→ **Exercise task**
Scan the material and copy every line in which "color" appears.

→ **Supplied information**
==========

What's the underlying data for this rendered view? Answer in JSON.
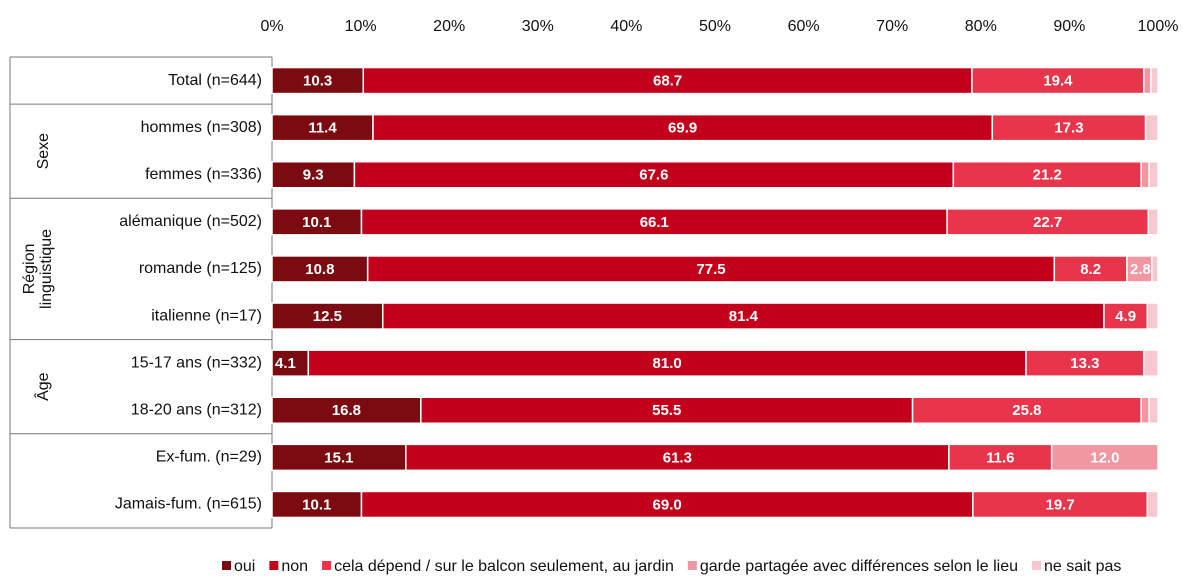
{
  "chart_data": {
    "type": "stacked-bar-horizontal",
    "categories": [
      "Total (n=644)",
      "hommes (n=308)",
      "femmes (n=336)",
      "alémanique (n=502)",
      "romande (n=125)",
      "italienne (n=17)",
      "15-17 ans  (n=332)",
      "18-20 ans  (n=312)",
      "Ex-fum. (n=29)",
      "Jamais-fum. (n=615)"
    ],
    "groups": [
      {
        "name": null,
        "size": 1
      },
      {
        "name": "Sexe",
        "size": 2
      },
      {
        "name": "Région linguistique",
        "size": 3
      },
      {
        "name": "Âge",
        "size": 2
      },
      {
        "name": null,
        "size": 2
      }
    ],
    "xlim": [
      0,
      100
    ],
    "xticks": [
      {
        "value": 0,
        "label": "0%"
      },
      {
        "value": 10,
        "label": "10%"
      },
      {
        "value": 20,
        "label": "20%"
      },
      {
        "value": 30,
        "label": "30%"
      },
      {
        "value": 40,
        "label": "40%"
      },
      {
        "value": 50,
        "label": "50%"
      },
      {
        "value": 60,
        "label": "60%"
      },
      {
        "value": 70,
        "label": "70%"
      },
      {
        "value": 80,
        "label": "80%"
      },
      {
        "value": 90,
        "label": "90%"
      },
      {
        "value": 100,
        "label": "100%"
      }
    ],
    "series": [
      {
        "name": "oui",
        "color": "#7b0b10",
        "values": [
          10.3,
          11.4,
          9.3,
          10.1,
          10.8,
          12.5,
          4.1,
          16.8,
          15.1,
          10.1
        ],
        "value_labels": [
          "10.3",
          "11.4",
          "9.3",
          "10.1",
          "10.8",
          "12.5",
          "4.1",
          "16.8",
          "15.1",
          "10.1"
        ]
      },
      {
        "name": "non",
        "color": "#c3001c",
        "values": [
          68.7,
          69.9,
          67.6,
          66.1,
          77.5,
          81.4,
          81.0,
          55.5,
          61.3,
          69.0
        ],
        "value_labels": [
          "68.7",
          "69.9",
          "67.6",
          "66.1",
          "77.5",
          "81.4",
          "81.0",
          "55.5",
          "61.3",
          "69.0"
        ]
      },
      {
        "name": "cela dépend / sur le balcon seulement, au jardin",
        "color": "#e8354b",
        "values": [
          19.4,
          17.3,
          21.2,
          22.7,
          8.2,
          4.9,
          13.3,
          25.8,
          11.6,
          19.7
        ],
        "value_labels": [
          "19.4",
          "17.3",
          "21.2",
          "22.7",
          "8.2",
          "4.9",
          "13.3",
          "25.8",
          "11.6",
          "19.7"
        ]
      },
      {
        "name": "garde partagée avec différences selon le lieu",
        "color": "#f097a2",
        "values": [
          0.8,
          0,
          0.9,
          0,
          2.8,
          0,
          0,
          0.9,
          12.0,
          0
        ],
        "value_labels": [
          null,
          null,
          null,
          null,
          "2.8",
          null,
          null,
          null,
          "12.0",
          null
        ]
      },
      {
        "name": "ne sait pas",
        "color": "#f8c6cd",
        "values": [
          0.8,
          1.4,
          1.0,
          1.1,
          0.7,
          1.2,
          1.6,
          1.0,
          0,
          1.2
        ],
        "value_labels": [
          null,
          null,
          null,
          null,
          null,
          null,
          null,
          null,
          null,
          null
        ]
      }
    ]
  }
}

==========

→ **Result**
        "color": "#7b0b10",
        "color": "#c3001c",
        "color": "#e8354b",
        "color": "#f097a2",
        "color": "#f8c6cd",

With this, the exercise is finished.